What you will do =
Extract the records in full, leaving every picture out.
— Begin Entries supplied —
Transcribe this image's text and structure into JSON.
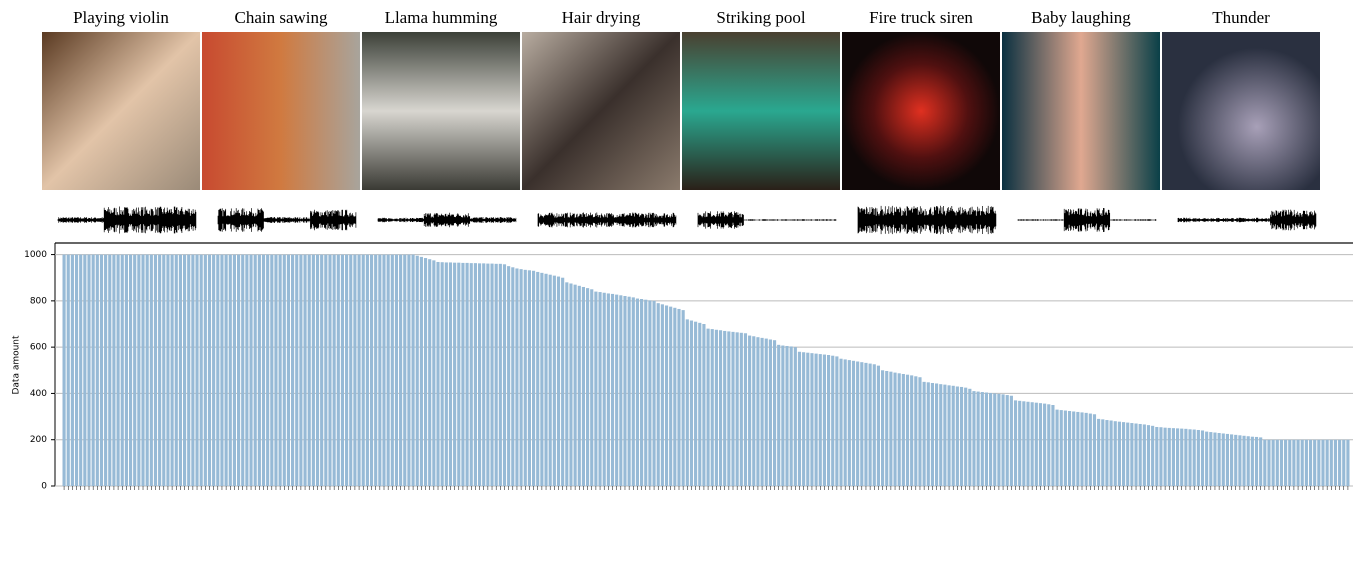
{
  "header": {
    "captions": [
      "Playing violin",
      "Chain sawing",
      "Llama humming",
      "Hair drying",
      "Striking pool",
      "Fire truck siren",
      "Baby laughing",
      "Thunder"
    ]
  },
  "chart_data": {
    "type": "bar",
    "y_label": "Data amount",
    "color": "#97bad6",
    "grid": true,
    "ylim": [
      0,
      1050
    ],
    "yticks": [
      0,
      200,
      400,
      600,
      800,
      1000
    ],
    "values": [
      1000,
      1000,
      1000,
      1000,
      1000,
      1000,
      1000,
      1000,
      1000,
      1000,
      1000,
      1000,
      1000,
      1000,
      1000,
      1000,
      1000,
      1000,
      1000,
      1000,
      1000,
      1000,
      1000,
      1000,
      1000,
      1000,
      1000,
      1000,
      1000,
      1000,
      1000,
      1000,
      1000,
      1000,
      1000,
      1000,
      1000,
      1000,
      1000,
      1000,
      1000,
      1000,
      1000,
      1000,
      1000,
      1000,
      1000,
      1000,
      1000,
      1000,
      1000,
      1000,
      1000,
      1000,
      1000,
      1000,
      1000,
      1000,
      1000,
      1000,
      1000,
      1000,
      1000,
      1000,
      1000,
      1000,
      1000,
      1000,
      1000,
      1000,
      1000,
      1000,
      1000,
      1000,
      1000,
      1000,
      1000,
      1000,
      1000,
      1000,
      1000,
      1000,
      1000,
      1000,
      1000,
      995,
      990,
      985,
      980,
      975,
      968,
      967,
      966,
      966,
      965,
      965,
      964,
      964,
      963,
      963,
      962,
      962,
      961,
      961,
      960,
      960,
      958,
      950,
      945,
      940,
      937,
      934,
      932,
      930,
      925,
      921,
      917,
      913,
      909,
      905,
      900,
      880,
      875,
      870,
      865,
      860,
      855,
      850,
      840,
      838,
      835,
      832,
      830,
      827,
      824,
      821,
      818,
      815,
      810,
      808,
      805,
      802,
      800,
      790,
      785,
      780,
      775,
      770,
      765,
      760,
      720,
      715,
      710,
      705,
      700,
      680,
      678,
      675,
      673,
      670,
      668,
      666,
      664,
      662,
      660,
      650,
      647,
      643,
      640,
      637,
      633,
      630,
      610,
      607,
      605,
      603,
      600,
      580,
      578,
      576,
      574,
      572,
      570,
      568,
      566,
      563,
      560,
      550,
      547,
      544,
      541,
      538,
      535,
      532,
      529,
      526,
      520,
      500,
      497,
      494,
      490,
      487,
      484,
      481,
      478,
      474,
      470,
      450,
      448,
      445,
      443,
      440,
      438,
      435,
      433,
      430,
      428,
      425,
      420,
      410,
      408,
      406,
      404,
      402,
      400,
      398,
      396,
      393,
      390,
      370,
      368,
      366,
      364,
      362,
      360,
      358,
      356,
      353,
      350,
      330,
      328,
      326,
      324,
      322,
      320,
      318,
      316,
      313,
      310,
      290,
      288,
      285,
      283,
      280,
      278,
      276,
      274,
      272,
      270,
      268,
      266,
      263,
      260,
      255,
      254,
      252,
      251,
      250,
      249,
      248,
      247,
      245,
      244,
      242,
      240,
      235,
      233,
      231,
      229,
      227,
      225,
      223,
      221,
      219,
      217,
      215,
      213,
      212,
      210,
      200,
      200,
      200,
      200,
      200,
      200,
      200,
      200,
      200,
      200,
      200,
      200,
      200,
      200,
      200,
      200,
      200,
      200,
      200,
      200,
      200
    ]
  }
}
— End Entries supplied —
Task output =
Transcribe this image's text and structure into JSON.
{
  "header": {
    "captions": [
      "Playing violin",
      "Chain sawing",
      "Llama humming",
      "Hair drying",
      "Striking pool",
      "Fire truck siren",
      "Baby laughing",
      "Thunder"
    ]
  },
  "chart_data": {
    "type": "bar",
    "y_label": "Data amount",
    "color": "#97bad6",
    "grid": true,
    "ylim": [
      0,
      1050
    ],
    "yticks": [
      0,
      200,
      400,
      600,
      800,
      1000
    ],
    "values": [
      1000,
      1000,
      1000,
      1000,
      1000,
      1000,
      1000,
      1000,
      1000,
      1000,
      1000,
      1000,
      1000,
      1000,
      1000,
      1000,
      1000,
      1000,
      1000,
      1000,
      1000,
      1000,
      1000,
      1000,
      1000,
      1000,
      1000,
      1000,
      1000,
      1000,
      1000,
      1000,
      1000,
      1000,
      1000,
      1000,
      1000,
      1000,
      1000,
      1000,
      1000,
      1000,
      1000,
      1000,
      1000,
      1000,
      1000,
      1000,
      1000,
      1000,
      1000,
      1000,
      1000,
      1000,
      1000,
      1000,
      1000,
      1000,
      1000,
      1000,
      1000,
      1000,
      1000,
      1000,
      1000,
      1000,
      1000,
      1000,
      1000,
      1000,
      1000,
      1000,
      1000,
      1000,
      1000,
      1000,
      1000,
      1000,
      1000,
      1000,
      1000,
      1000,
      1000,
      1000,
      1000,
      995,
      990,
      985,
      980,
      975,
      968,
      967,
      966,
      966,
      965,
      965,
      964,
      964,
      963,
      963,
      962,
      962,
      961,
      961,
      960,
      960,
      958,
      950,
      945,
      940,
      937,
      934,
      932,
      930,
      925,
      921,
      917,
      913,
      909,
      905,
      900,
      880,
      875,
      870,
      865,
      860,
      855,
      850,
      840,
      838,
      835,
      832,
      830,
      827,
      824,
      821,
      818,
      815,
      810,
      808,
      805,
      802,
      800,
      790,
      785,
      780,
      775,
      770,
      765,
      760,
      720,
      715,
      710,
      705,
      700,
      680,
      678,
      675,
      673,
      670,
      668,
      666,
      664,
      662,
      660,
      650,
      647,
      643,
      640,
      637,
      633,
      630,
      610,
      607,
      605,
      603,
      600,
      580,
      578,
      576,
      574,
      572,
      570,
      568,
      566,
      563,
      560,
      550,
      547,
      544,
      541,
      538,
      535,
      532,
      529,
      526,
      520,
      500,
      497,
      494,
      490,
      487,
      484,
      481,
      478,
      474,
      470,
      450,
      448,
      445,
      443,
      440,
      438,
      435,
      433,
      430,
      428,
      425,
      420,
      410,
      408,
      406,
      404,
      402,
      400,
      398,
      396,
      393,
      390,
      370,
      368,
      366,
      364,
      362,
      360,
      358,
      356,
      353,
      350,
      330,
      328,
      326,
      324,
      322,
      320,
      318,
      316,
      313,
      310,
      290,
      288,
      285,
      283,
      280,
      278,
      276,
      274,
      272,
      270,
      268,
      266,
      263,
      260,
      255,
      254,
      252,
      251,
      250,
      249,
      248,
      247,
      245,
      244,
      242,
      240,
      235,
      233,
      231,
      229,
      227,
      225,
      223,
      221,
      219,
      217,
      215,
      213,
      212,
      210,
      200,
      200,
      200,
      200,
      200,
      200,
      200,
      200,
      200,
      200,
      200,
      200,
      200,
      200,
      200,
      200,
      200,
      200,
      200,
      200,
      200
    ]
  }
}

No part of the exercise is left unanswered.